* Record extracts:
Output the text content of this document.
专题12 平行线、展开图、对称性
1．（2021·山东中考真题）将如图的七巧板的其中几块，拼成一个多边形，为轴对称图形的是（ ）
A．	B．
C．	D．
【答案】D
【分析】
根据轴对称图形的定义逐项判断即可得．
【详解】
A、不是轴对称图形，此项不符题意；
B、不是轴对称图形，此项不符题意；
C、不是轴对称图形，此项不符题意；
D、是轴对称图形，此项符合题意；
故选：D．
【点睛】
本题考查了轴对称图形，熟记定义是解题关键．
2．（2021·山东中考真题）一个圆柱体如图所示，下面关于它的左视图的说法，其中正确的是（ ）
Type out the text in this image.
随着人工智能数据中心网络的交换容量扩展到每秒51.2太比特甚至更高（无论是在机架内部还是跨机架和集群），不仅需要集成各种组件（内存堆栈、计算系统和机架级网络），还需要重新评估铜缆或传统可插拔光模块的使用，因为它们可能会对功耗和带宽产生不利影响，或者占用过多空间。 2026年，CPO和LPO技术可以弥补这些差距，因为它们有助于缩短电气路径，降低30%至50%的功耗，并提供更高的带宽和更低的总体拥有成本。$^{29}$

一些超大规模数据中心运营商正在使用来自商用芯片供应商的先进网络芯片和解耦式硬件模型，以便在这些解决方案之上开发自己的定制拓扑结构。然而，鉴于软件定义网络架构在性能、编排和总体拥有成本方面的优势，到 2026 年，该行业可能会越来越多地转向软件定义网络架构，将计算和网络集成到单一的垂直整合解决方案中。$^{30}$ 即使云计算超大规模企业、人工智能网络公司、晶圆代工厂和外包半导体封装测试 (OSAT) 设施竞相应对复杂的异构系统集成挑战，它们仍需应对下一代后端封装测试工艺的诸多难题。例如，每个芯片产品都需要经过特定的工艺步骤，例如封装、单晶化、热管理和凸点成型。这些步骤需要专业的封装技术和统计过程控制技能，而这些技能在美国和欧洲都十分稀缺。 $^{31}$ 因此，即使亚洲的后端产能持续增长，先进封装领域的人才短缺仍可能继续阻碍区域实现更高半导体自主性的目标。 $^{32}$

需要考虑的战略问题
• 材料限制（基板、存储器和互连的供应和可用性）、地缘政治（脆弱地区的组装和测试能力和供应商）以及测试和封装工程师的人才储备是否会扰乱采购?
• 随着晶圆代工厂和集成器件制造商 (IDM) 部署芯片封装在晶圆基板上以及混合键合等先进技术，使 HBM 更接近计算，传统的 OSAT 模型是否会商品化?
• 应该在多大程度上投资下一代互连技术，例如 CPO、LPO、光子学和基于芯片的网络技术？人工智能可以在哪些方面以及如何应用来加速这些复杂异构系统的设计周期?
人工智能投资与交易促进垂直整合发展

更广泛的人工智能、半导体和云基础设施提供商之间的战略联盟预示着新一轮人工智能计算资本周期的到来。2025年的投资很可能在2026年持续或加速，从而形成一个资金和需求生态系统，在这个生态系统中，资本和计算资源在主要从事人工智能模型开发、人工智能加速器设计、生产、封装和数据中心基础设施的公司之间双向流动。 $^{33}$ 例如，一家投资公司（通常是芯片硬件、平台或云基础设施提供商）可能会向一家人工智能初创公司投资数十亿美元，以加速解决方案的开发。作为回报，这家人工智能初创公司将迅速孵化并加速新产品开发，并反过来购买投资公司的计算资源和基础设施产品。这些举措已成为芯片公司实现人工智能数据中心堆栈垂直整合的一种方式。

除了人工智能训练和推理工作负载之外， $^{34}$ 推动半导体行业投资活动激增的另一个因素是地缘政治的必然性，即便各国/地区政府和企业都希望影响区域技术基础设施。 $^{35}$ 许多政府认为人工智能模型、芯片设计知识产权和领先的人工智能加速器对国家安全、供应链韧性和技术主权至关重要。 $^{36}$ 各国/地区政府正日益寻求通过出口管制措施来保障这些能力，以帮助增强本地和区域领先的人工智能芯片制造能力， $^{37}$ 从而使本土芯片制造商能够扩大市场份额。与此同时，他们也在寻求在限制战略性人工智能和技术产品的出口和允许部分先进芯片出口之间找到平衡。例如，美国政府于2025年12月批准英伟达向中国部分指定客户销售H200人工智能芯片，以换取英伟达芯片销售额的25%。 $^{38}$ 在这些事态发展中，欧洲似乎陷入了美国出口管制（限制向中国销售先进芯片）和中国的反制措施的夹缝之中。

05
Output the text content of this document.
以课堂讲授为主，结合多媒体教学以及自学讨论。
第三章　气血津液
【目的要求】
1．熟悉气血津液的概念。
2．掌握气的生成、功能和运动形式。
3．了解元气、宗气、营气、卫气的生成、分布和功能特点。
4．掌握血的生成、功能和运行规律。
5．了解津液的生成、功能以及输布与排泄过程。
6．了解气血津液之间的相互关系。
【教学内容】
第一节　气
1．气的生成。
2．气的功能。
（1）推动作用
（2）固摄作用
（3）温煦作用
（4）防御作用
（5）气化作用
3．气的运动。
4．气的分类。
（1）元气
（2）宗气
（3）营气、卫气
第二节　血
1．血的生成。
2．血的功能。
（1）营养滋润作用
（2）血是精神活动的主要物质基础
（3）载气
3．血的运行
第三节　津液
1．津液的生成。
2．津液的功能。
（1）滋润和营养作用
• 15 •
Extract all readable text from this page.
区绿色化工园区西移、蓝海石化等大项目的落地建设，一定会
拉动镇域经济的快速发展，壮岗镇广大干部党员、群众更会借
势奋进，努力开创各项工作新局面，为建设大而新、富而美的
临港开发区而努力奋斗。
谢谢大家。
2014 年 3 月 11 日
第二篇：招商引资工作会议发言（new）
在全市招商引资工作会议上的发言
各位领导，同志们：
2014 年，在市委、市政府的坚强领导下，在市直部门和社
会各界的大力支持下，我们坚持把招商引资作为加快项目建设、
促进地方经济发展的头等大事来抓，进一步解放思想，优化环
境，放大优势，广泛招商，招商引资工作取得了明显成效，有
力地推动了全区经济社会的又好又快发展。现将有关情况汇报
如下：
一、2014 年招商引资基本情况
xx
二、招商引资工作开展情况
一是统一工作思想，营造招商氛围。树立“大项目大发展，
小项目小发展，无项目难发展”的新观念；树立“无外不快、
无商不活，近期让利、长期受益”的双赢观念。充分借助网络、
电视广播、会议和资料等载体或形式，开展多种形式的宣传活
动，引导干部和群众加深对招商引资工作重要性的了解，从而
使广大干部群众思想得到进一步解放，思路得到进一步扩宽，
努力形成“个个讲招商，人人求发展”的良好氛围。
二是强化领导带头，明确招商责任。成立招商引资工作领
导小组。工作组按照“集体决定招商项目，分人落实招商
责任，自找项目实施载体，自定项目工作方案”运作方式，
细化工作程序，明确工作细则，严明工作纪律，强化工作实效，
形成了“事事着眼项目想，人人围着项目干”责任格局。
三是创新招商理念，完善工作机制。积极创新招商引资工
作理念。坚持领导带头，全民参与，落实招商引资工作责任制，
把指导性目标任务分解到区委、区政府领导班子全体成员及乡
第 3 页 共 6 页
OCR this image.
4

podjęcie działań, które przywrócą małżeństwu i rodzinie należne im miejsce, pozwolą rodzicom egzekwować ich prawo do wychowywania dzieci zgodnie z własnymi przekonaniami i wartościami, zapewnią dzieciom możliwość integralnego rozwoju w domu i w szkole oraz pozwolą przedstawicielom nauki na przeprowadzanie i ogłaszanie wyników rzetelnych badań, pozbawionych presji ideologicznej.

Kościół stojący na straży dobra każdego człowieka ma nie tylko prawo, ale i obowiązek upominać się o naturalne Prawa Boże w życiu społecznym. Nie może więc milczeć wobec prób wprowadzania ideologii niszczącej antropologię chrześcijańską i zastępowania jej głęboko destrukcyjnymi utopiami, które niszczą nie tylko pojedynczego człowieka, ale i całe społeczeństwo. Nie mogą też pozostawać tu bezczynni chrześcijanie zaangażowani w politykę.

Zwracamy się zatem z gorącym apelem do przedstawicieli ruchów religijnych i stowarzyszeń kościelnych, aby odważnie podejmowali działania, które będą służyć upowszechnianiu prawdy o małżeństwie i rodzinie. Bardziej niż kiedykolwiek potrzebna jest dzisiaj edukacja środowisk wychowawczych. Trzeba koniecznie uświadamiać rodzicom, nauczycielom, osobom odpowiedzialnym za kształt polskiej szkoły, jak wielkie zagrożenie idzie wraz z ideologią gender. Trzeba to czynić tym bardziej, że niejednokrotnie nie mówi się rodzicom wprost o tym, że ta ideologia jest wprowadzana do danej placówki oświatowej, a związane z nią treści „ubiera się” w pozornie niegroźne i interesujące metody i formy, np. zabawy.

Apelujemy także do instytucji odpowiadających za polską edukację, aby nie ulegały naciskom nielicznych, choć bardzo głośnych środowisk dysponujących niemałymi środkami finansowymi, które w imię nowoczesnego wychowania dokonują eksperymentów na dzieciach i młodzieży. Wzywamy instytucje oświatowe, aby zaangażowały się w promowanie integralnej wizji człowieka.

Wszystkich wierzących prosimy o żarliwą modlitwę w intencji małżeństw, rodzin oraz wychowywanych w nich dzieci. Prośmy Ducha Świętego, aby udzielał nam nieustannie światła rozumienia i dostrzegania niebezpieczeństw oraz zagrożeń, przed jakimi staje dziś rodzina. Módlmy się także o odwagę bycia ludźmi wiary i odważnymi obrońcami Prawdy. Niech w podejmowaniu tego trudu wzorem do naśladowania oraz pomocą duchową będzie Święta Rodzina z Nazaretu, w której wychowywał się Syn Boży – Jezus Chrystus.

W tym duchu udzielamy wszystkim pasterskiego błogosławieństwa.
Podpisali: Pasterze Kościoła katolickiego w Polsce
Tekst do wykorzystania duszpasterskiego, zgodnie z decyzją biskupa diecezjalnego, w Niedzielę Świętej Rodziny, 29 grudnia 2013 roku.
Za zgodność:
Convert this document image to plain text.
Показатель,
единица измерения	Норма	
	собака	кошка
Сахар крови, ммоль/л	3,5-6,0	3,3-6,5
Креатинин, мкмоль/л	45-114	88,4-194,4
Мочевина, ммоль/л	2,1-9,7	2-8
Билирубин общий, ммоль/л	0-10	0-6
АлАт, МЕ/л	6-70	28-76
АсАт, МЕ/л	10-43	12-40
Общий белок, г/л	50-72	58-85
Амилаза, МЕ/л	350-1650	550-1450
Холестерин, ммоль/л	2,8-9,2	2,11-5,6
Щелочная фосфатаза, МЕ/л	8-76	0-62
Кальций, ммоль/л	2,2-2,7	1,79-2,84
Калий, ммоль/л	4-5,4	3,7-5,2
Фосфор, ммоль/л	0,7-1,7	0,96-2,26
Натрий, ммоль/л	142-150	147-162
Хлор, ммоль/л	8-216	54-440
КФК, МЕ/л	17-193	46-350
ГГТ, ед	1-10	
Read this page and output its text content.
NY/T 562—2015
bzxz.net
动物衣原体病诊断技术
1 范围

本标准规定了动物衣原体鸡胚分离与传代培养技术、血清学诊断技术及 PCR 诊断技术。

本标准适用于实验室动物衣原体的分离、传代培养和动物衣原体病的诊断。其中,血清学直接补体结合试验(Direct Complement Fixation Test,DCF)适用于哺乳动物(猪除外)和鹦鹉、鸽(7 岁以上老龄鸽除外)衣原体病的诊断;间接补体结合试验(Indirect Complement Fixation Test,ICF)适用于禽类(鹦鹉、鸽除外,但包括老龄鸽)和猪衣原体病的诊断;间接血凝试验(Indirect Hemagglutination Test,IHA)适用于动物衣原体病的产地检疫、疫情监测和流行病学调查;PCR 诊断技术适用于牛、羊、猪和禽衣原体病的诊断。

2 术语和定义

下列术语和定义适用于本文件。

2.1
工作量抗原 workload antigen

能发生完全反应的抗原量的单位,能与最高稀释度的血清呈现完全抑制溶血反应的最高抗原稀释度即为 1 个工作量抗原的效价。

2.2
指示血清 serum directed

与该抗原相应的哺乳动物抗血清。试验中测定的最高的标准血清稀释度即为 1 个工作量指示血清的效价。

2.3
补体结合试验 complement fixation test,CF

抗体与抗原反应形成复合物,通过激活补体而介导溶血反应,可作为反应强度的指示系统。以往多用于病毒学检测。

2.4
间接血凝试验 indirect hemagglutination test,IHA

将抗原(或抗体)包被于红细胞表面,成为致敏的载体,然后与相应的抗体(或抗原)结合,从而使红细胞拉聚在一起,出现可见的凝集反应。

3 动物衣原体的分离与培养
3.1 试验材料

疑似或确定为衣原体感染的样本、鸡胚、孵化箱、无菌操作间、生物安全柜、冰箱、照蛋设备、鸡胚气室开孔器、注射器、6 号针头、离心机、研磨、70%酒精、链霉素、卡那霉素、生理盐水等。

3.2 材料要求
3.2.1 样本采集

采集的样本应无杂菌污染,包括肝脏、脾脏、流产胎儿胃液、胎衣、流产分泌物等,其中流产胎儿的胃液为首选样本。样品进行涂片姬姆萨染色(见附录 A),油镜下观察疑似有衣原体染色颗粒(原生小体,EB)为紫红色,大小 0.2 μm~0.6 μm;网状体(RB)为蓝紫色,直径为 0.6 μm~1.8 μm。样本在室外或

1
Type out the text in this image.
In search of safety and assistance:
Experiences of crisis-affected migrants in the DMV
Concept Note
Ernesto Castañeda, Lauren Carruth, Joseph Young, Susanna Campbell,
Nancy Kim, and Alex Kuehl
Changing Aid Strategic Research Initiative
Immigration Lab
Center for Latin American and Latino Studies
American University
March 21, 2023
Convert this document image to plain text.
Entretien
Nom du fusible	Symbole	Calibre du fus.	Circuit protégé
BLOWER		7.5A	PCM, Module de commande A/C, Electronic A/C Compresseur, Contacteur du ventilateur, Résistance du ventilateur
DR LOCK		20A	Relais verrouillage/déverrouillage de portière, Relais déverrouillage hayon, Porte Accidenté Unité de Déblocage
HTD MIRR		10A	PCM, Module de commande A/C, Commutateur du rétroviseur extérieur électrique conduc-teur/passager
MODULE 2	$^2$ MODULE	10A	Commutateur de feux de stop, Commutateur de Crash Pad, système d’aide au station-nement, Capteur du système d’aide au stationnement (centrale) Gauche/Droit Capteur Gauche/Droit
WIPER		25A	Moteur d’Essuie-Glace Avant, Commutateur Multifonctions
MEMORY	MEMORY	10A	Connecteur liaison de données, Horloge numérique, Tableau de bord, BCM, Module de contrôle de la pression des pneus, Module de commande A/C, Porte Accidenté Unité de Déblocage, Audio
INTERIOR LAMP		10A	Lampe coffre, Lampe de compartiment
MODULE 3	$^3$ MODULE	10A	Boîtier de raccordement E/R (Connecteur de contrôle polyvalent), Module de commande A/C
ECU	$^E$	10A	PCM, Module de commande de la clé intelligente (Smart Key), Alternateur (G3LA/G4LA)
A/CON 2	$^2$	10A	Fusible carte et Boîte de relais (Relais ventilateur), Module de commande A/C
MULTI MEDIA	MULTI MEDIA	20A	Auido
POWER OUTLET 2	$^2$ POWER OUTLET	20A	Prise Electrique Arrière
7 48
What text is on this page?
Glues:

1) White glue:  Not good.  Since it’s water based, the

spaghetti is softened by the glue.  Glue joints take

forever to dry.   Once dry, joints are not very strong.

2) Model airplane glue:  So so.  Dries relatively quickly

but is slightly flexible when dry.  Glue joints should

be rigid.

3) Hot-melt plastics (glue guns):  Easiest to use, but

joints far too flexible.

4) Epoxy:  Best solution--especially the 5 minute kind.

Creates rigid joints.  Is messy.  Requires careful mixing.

* What the task requires: How many lines in the records above contain the word "zgodnie"? Reply with the number alone.

* Task solution: 2